読むべき本文:
========================================

もりた・ちょうたろう 慶応義塾大学経済学部卒業。日興リサーチセンター、日興ソロモン・スミス・バーニー証券、ドイツ証券、バークレイズ証券を経て2013年8月から現職。日本国債市場での経験は通算で20年超。グローバルな経済、財政政策の分析などマクロ的アプローチに特色。(撮影:大澤 誠)

FRB(米連邦準備制度理事会)は9月、7月に続いて2度目の利下げを実施した。市場は「本当に金融緩和が必要なほど経済は減速しているのか」という疑問を抱きつつ、この数カ月間、FRBの行動を注視してきた。「世界経済の先行き不透明感への保険」というのがFRBの公式見解だが、それとは別に、トランプ政権からの圧力がこの行動に影響しているとの見方も有力である。

========================================

表示された記録:
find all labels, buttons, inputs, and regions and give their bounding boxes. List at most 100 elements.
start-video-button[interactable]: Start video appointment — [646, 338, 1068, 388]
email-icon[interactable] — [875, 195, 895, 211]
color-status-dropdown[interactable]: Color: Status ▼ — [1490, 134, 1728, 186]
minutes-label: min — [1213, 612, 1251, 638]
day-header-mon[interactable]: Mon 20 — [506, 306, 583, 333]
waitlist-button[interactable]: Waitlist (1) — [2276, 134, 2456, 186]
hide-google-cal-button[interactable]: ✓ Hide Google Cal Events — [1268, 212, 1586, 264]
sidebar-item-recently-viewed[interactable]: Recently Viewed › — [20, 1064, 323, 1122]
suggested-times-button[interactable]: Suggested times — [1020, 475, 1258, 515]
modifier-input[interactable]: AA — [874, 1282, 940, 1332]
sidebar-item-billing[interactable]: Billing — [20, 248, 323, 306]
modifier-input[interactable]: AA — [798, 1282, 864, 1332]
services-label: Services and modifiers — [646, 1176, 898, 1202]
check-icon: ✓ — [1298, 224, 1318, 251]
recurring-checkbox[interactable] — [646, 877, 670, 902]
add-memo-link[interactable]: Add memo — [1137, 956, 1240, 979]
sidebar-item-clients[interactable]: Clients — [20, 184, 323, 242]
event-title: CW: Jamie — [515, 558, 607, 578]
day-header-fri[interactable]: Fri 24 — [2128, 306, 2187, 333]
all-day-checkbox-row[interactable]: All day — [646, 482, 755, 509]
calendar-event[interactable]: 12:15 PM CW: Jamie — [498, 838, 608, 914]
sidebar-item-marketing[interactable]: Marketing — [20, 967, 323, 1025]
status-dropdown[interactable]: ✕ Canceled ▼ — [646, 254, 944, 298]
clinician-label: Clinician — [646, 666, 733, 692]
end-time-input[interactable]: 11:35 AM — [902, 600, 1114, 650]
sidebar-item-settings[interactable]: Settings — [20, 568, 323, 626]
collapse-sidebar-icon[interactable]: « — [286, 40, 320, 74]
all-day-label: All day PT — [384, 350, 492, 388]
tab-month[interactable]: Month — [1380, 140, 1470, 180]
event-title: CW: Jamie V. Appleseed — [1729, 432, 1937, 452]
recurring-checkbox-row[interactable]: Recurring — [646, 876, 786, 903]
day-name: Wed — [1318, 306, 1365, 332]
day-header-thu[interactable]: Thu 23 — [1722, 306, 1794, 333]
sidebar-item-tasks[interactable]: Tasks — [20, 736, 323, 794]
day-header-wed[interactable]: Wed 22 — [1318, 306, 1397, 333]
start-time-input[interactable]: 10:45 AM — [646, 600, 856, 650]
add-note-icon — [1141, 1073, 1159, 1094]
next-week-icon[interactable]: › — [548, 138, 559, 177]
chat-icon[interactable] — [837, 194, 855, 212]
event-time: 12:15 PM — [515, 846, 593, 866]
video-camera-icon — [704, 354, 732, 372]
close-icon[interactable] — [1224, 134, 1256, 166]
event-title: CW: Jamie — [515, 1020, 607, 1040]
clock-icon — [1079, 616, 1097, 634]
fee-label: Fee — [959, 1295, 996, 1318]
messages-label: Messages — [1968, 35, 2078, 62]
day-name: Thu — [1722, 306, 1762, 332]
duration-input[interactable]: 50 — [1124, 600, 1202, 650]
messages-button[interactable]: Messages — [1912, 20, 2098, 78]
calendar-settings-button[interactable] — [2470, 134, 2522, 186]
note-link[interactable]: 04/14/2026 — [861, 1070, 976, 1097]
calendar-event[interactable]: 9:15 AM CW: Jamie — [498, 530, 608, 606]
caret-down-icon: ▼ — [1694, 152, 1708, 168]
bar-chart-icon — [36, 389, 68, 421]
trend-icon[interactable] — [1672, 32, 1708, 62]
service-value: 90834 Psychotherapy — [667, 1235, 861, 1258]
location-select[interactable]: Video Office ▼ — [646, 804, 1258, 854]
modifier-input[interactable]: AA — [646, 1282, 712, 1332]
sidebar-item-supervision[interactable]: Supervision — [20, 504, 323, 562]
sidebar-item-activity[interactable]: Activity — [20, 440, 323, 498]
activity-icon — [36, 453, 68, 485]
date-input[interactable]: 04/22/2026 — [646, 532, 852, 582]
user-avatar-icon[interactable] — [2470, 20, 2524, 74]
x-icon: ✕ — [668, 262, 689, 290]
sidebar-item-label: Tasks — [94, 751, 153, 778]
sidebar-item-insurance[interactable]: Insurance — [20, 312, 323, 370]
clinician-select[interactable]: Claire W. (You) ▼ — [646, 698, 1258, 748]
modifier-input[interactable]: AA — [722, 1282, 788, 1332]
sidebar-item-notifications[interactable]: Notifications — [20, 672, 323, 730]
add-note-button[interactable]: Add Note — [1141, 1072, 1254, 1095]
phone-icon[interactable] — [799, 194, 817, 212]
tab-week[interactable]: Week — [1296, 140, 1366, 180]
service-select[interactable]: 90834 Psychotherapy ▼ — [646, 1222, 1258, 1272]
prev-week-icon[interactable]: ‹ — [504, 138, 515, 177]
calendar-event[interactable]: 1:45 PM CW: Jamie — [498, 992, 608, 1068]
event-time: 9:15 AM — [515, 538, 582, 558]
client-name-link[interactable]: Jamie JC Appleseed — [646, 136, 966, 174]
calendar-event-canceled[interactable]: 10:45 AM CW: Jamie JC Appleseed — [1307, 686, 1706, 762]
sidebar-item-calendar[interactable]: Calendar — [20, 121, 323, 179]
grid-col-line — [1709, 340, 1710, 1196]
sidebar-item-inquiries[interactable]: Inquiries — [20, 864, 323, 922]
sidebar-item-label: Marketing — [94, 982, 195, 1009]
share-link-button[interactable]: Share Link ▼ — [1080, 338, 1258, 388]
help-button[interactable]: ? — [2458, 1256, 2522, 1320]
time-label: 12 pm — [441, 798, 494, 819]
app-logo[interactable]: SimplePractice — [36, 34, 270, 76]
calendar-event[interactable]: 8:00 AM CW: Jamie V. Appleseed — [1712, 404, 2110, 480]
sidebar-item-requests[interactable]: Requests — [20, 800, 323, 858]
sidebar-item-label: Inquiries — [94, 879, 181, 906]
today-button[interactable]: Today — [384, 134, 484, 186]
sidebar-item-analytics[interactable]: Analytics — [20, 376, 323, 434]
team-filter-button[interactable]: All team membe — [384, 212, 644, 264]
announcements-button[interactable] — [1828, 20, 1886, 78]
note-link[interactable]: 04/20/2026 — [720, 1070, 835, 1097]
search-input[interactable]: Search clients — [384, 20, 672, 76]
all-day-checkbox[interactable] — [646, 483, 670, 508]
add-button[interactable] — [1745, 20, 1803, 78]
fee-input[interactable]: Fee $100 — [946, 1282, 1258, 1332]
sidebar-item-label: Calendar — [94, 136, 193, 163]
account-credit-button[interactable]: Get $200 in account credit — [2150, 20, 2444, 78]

========================================

実施事項:
**a)** FRBの利下げを扱う本文から、「FRB(米連邦準備制度理事会」で始まり「ているとの見方も有力である。」で終わる箇所を、一字一句違えずに書き写してください。
**b)** FRBの利下げを扱う本文の最終文に続けて、その後の部分を書き上げてください。

各事項への回答:
**a)**
FRB(米連邦準備制度理事会)は9月、7月に続いて2度目の利下げを実施した。市場は「本当に金融緩和が必要なほど経済は減速しているのか」という疑問を抱きつつ、この数カ月間、FRBの行動を注視してきた。「世界経済の先行き不透明感への保険」というのがFRBの公式見解だが、それとは別に、トランプ政権からの圧力がこの行動に影響しているとの見方も有力である。

**b)**
今年は7月に、トルコで大統領と意見対立のあった中央銀行総裁が更迭された。米国の利下げとトルコの件はもちろん何の関係もないが、トランプ政権によるFRB批判のトーンは時間とともに強まるばかりである。

2019年という年は中央銀行の「独立性」が大きく揺らいだ象徴的な年だったとして、後年、振り返られることになるかもしれない。